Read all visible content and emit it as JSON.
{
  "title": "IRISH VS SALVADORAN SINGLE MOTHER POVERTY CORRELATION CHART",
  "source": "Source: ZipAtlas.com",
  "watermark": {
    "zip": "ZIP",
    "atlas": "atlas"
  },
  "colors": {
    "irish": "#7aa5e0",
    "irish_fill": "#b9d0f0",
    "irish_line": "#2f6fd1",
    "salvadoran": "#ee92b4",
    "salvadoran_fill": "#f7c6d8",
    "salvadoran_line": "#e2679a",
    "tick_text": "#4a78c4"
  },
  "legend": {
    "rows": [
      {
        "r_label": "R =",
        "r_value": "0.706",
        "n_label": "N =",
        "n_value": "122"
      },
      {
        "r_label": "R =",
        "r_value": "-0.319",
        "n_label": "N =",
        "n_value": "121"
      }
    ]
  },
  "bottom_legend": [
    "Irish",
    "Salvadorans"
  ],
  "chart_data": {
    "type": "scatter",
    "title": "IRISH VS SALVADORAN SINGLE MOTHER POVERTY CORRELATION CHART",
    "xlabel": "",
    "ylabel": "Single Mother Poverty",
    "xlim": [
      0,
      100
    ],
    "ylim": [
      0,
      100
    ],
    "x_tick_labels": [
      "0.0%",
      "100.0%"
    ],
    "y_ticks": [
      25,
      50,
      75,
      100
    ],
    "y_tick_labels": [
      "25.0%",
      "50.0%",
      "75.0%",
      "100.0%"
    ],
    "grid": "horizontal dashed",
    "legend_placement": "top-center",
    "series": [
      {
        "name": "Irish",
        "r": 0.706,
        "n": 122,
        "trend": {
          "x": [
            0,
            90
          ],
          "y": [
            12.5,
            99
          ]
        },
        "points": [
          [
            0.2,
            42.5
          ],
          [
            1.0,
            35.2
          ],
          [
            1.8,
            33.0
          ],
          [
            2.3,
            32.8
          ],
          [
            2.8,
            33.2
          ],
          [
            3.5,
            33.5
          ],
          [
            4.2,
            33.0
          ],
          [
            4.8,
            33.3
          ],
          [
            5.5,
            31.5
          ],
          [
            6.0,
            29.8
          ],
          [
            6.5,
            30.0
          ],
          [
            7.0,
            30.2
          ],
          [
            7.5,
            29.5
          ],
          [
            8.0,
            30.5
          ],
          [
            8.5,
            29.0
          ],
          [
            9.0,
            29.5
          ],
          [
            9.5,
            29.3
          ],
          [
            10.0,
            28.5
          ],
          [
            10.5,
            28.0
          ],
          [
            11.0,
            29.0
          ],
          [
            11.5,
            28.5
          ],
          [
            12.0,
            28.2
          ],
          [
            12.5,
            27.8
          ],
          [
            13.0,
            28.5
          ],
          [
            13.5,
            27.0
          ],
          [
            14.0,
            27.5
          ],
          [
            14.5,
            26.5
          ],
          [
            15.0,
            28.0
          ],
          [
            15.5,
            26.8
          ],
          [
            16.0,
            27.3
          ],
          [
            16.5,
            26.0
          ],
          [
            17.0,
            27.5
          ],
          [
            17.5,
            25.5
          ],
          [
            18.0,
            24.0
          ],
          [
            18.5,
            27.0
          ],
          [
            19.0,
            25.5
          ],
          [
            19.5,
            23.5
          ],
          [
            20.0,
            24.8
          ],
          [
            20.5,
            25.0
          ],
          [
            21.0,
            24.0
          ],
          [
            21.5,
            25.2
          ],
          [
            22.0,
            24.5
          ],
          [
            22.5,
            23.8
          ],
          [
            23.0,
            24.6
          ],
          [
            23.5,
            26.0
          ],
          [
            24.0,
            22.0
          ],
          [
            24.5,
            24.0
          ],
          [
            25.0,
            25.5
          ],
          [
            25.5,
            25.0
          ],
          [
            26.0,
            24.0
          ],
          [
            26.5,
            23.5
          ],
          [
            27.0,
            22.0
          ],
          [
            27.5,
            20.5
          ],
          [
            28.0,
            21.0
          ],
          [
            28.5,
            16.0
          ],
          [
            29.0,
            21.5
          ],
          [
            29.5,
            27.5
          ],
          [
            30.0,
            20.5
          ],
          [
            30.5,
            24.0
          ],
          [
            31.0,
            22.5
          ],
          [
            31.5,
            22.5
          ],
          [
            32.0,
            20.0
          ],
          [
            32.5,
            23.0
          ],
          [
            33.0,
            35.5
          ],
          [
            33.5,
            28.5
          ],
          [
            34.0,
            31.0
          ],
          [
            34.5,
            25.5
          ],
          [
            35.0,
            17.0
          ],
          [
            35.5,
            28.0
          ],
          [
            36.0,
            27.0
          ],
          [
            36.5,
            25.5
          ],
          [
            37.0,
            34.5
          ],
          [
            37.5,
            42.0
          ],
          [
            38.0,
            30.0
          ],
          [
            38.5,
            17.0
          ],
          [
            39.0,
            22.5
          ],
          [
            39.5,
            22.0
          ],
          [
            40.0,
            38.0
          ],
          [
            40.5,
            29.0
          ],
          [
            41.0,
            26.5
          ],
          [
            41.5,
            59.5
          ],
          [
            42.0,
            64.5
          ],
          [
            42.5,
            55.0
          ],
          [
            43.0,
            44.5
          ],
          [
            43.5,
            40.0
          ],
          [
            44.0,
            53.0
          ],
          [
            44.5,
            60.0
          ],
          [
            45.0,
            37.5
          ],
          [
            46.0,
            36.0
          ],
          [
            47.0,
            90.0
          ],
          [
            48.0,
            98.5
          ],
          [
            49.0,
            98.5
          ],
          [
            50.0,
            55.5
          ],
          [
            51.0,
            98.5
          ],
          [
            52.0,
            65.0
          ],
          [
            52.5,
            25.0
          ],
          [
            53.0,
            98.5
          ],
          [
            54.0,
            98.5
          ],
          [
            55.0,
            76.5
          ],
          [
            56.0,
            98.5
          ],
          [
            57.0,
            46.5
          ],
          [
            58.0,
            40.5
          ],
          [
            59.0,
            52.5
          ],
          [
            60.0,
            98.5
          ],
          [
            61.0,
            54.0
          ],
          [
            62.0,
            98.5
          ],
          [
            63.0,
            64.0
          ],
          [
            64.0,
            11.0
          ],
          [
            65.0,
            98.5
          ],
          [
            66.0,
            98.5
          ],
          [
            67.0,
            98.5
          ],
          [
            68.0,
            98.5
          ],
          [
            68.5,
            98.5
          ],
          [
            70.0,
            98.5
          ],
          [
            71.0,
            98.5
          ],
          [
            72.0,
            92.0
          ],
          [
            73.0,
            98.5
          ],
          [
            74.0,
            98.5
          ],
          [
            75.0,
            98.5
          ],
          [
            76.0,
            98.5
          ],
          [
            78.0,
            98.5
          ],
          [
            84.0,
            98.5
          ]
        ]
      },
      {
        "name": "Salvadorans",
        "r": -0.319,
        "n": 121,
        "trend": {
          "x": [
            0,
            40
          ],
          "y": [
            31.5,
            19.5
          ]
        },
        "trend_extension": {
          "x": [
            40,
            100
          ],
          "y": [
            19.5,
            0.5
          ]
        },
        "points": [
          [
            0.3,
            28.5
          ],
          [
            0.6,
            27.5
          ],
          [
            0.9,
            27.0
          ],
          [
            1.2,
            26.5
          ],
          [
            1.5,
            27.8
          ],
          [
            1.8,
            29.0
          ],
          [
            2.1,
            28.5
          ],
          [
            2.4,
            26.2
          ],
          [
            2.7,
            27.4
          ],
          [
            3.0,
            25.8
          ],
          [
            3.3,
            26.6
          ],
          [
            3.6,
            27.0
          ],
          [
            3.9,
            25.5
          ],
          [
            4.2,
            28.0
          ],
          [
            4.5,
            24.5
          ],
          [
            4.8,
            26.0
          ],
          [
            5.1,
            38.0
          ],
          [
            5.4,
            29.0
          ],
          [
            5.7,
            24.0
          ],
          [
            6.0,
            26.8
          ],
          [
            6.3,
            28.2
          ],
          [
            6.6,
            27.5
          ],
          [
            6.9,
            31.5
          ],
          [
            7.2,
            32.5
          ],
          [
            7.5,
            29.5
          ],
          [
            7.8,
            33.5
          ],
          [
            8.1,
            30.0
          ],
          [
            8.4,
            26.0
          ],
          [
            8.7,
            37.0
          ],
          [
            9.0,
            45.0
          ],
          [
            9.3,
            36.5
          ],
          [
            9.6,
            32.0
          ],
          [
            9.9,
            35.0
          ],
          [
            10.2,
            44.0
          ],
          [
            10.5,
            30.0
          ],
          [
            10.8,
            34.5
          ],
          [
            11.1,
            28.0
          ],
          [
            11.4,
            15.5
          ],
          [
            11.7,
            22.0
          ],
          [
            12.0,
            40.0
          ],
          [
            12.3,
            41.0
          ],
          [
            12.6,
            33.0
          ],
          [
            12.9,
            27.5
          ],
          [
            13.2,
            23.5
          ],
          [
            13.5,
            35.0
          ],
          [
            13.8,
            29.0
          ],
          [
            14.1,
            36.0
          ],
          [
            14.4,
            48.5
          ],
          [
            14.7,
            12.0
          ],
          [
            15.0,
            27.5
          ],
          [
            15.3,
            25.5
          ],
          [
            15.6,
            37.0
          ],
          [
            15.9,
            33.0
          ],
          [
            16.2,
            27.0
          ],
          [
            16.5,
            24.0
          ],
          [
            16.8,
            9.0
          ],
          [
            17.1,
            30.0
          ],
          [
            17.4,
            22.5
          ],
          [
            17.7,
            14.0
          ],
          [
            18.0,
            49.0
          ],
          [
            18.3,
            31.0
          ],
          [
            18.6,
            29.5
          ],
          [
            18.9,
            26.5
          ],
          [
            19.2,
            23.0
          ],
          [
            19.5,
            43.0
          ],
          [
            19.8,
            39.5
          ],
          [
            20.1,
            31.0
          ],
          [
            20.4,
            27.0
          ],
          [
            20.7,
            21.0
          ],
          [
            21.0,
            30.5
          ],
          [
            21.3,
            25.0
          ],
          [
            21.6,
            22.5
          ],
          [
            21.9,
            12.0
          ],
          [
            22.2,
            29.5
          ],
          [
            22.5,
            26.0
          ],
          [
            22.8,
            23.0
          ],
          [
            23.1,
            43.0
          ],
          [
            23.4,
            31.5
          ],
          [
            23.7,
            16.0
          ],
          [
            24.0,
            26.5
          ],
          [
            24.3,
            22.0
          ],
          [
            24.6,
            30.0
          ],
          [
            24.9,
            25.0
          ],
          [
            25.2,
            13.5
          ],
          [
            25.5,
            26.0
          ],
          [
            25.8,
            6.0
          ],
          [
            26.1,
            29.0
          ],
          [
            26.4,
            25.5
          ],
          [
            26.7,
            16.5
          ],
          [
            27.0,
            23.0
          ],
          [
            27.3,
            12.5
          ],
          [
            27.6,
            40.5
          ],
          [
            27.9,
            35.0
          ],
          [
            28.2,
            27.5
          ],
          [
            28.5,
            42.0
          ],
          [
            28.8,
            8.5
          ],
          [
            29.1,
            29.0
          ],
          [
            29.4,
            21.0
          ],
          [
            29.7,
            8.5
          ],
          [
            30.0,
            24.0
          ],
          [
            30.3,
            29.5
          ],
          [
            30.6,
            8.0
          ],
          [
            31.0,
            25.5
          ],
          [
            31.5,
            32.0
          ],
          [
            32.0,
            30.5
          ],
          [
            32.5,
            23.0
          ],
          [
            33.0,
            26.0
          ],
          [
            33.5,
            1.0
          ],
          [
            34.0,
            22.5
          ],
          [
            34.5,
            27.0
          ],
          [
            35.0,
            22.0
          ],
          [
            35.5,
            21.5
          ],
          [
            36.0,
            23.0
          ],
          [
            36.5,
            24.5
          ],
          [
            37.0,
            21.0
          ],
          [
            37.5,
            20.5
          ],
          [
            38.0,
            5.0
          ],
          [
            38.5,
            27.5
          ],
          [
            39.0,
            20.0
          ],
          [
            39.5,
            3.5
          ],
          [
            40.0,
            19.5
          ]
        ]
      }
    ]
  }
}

--------------------------------

### EXERCISE REQUIREMENTS
Sift the material for lines with the string "title". Copy each one found.

### RESULT OF THE TASK
  "title": "IRISH VS SALVADORAN SINGLE MOTHER POVERTY CORRELATION CHART",
    "title": "IRISH VS SALVADORAN SINGLE MOTHER POVERTY CORRELATION CHART",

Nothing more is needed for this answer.